▶ WHAT IS ASKED: Repeat the entries that follow verbatim, without any of their pictures.

▶ GIVEN DATA:
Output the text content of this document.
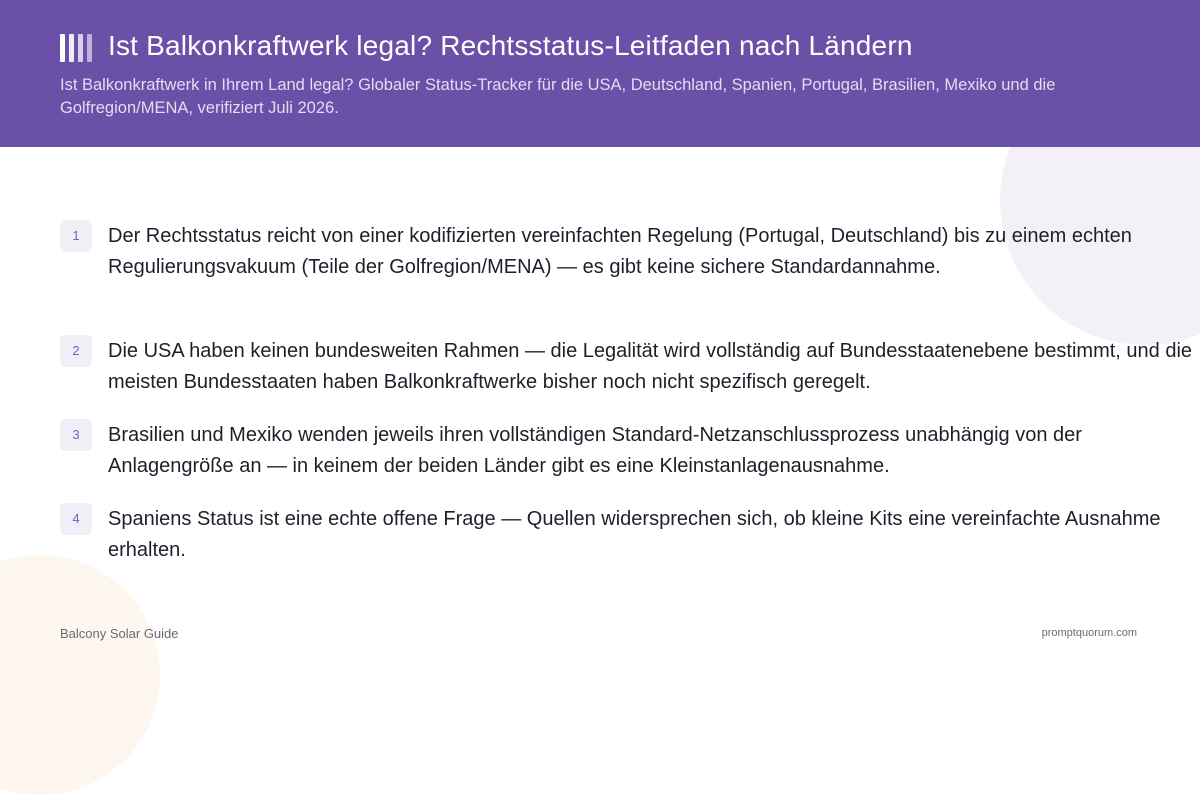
Ist Balkonkraftwerk legal? Rechtsstatus-Leitfaden nach Ländern

Ist Balkonkraftwerk in Ihrem Land legal? Globaler Status-Tracker für die USA, Deutschland, Spanien, Portugal, Brasilien, Mexiko und die Golfregion/MENA, verifiziert Juli 2026.

1	Der Rechtsstatus reicht von einer kodifizierten vereinfachten Regelung (Portugal, Deutschland) bis zu einem echten Regulierungsvakuum (Teile der Golfregion/MENA) — es gibt keine sichere Standardannahme.

2	Die USA haben keinen bundesweiten Rahmen — die Legalität wird vollständig auf Bundesstaatenebene bestimmt, und die meisten Bundesstaaten haben Balkonkraftwerke bisher noch nicht spezifisch geregelt.

3	Brasilien und Mexiko wenden jeweils ihren vollständigen Standard-Netzanschlussprozess unabhängig von der Anlagengröße an — in keinem der beiden Länder gibt es eine Kleinstanlagenausnahme.

4	Spaniens Status ist eine echte offene Frage — Quellen widersprechen sich, ob kleine Kits eine vereinfachte Ausnahme erhalten.

Balcony Solar Guide	promptquorum.com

▶ WRITTEN SOLUTION:
Output the text content of this document.
Ist Balkonkraftwerk legal? Rechtsstatus-Leitfaden nach Ländern

Ist Balkonkraftwerk in Ihrem Land legal? Globaler Status-Tracker für die USA, Deutschland, Spanien, Portugal, Brasilien, Mexiko und die Golfregion/MENA, verifiziert Juli 2026.

1	Der Rechtsstatus reicht von einer kodifizierten vereinfachten Regelung (Portugal, Deutschland) bis zu einem echten Regulierungsvakuum (Teile der Golfregion/MENA) — es gibt keine sichere Standardannahme.

2	Die USA haben keinen bundesweiten Rahmen — die Legalität wird vollständig auf Bundesstaatenebene bestimmt, und die meisten Bundesstaaten haben Balkonkraftwerke bisher noch nicht spezifisch geregelt.

3	Brasilien und Mexiko wenden jeweils ihren vollständigen Standard-Netzanschlussprozess unabhängig von der Anlagengröße an — in keinem der beiden Länder gibt es eine Kleinstanlagenausnahme.

4	Spaniens Status ist eine echte offene Frage — Quellen widersprechen sich, ob kleine Kits eine vereinfachte Ausnahme erhalten.

Balcony Solar Guide	promptquorum.com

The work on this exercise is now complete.